(WHAT THE EXERCISE ASKS)
Copy out all the entries exactly.

-- START MATERIAL PROVIDED --

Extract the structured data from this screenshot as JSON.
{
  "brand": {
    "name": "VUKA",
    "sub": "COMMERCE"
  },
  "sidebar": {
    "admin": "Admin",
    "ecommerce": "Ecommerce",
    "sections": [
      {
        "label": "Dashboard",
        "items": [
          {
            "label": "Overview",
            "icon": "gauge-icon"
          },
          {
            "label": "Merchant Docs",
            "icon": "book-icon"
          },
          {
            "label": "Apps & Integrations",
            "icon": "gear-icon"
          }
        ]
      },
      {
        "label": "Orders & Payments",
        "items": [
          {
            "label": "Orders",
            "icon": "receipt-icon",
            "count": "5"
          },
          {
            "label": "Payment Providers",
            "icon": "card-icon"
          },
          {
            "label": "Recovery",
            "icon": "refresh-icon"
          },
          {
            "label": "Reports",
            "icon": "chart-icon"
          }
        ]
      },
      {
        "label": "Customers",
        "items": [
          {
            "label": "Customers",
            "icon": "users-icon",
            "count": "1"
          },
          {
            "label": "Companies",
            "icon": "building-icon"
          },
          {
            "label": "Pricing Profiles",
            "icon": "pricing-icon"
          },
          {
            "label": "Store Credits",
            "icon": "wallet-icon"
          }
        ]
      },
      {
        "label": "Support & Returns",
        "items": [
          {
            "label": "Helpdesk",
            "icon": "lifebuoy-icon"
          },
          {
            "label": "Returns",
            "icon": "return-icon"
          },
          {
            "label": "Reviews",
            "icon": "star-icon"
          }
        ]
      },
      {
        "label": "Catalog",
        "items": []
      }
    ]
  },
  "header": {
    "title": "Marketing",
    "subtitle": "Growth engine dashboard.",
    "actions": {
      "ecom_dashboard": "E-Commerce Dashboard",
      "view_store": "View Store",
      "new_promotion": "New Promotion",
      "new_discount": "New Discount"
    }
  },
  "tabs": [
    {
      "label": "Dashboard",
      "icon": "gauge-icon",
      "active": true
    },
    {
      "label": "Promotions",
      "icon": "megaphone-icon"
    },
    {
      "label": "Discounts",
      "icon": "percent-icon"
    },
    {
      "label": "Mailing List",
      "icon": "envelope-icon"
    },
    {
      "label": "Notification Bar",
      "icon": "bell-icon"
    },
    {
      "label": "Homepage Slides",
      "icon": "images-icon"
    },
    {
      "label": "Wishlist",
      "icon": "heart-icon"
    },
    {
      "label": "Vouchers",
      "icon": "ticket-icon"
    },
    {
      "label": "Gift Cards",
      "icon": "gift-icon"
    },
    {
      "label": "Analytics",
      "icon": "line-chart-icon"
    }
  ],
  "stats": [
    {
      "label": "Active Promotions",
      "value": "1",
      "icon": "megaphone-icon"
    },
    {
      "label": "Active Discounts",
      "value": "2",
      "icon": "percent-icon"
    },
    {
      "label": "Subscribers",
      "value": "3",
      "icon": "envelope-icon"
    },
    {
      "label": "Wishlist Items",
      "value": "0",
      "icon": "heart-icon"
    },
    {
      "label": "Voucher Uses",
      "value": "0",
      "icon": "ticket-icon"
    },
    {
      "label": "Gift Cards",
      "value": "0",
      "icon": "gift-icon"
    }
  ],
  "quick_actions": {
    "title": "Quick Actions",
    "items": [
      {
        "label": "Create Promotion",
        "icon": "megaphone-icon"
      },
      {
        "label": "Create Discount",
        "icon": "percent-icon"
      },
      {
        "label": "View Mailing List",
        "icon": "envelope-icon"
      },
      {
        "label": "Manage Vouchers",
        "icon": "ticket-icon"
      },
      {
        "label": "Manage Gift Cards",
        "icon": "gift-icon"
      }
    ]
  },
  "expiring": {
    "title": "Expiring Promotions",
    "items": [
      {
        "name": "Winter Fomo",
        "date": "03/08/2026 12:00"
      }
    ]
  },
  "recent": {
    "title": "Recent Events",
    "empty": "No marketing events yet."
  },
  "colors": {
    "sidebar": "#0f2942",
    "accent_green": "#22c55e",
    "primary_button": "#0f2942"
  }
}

-- END MATERIAL PROVIDED --

(ANSWER)
Extract the structured data from this screenshot as JSON.
{
  "brand": {
    "name": "VUKA",
    "sub": "COMMERCE"
  },
  "sidebar": {
    "admin": "Admin",
    "ecommerce": "Ecommerce",
    "sections": [
      {
        "label": "Dashboard",
        "items": [
          {
            "label": "Overview",
            "icon": "gauge-icon"
          },
          {
            "label": "Merchant Docs",
            "icon": "book-icon"
          },
          {
            "label": "Apps & Integrations",
            "icon": "gear-icon"
          }
        ]
      },
      {
        "label": "Orders & Payments",
        "items": [
          {
            "label": "Orders",
            "icon": "receipt-icon",
            "count": "5"
          },
          {
            "label": "Payment Providers",
            "icon": "card-icon"
          },
          {
            "label": "Recovery",
            "icon": "refresh-icon"
          },
          {
            "label": "Reports",
            "icon": "chart-icon"
          }
        ]
      },
      {
        "label": "Customers",
        "items": [
          {
            "label": "Customers",
            "icon": "users-icon",
            "count": "1"
          },
          {
            "label": "Companies",
            "icon": "building-icon"
          },
          {
            "label": "Pricing Profiles",
            "icon": "pricing-icon"
          },
          {
            "label": "Store Credits",
            "icon": "wallet-icon"
          }
        ]
      },
      {
        "label": "Support & Returns",
        "items": [
          {
            "label": "Helpdesk",
            "icon": "lifebuoy-icon"
          },
          {
            "label": "Returns",
            "icon": "return-icon"
          },
          {
            "label": "Reviews",
            "icon": "star-icon"
          }
        ]
      },
      {
        "label": "Catalog",
        "items": []
      }
    ]
  },
  "header": {
    "title": "Marketing",
    "subtitle": "Growth engine dashboard.",
    "actions": {
      "ecom_dashboard": "E-Commerce Dashboard",
      "view_store": "View Store",
      "new_promotion": "New Promotion",
      "new_discount": "New Discount"
    }
  },
  "tabs": [
    {
      "label": "Dashboard",
      "icon": "gauge-icon",
      "active": true
    },
    {
      "label": "Promotions",
      "icon": "megaphone-icon"
    },
    {
      "label": "Discounts",
      "icon": "percent-icon"
    },
    {
      "label": "Mailing List",
      "icon": "envelope-icon"
    },
    {
      "label": "Notification Bar",
      "icon": "bell-icon"
    },
    {
      "label": "Homepage Slides",
      "icon": "images-icon"
    },
    {
      "label": "Wishlist",
      "icon": "heart-icon"
    },
    {
      "label": "Vouchers",
      "icon": "ticket-icon"
    },
    {
      "label": "Gift Cards",
      "icon": "gift-icon"
    },
    {
      "label": "Analytics",
      "icon": "line-chart-icon"
    }
  ],
  "stats": [
    {
      "label": "Active Promotions",
      "value": "1",
      "icon": "megaphone-icon"
    },
    {
      "label": "Active Discounts",
      "value": "2",
      "icon": "percent-icon"
    },
    {
      "label": "Subscribers",
      "value": "3",
      "icon": "envelope-icon"
    },
    {
      "label": "Wishlist Items",
      "value": "0",
      "icon": "heart-icon"
    },
    {
      "label": "Voucher Uses",
      "value": "0",
      "icon": "ticket-icon"
    },
    {
      "label": "Gift Cards",
      "value": "0",
      "icon": "gift-icon"
    }
  ],
  "quick_actions": {
    "title": "Quick Actions",
    "items": [
      {
        "label": "Create Promotion",
        "icon": "megaphone-icon"
      },
      {
        "label": "Create Discount",
        "icon": "percent-icon"
      },
      {
        "label": "View Mailing List",
        "icon": "envelope-icon"
      },
      {
        "label": "Manage Vouchers",
        "icon": "ticket-icon"
      },
      {
        "label": "Manage Gift Cards",
        "icon": "gift-icon"
      }
    ]
  },
  "expiring": {
    "title": "Expiring Promotions",
    "items": [
      {
        "name": "Winter Fomo",
        "date": "03/08/2026 12:00"
      }
    ]
  },
  "recent": {
    "title": "Recent Events",
    "empty": "No marketing events yet."
  },
  "colors": {
    "sidebar": "#0f2942",
    "accent_green": "#22c55e",
    "primary_button": "#0f2942"
  }
}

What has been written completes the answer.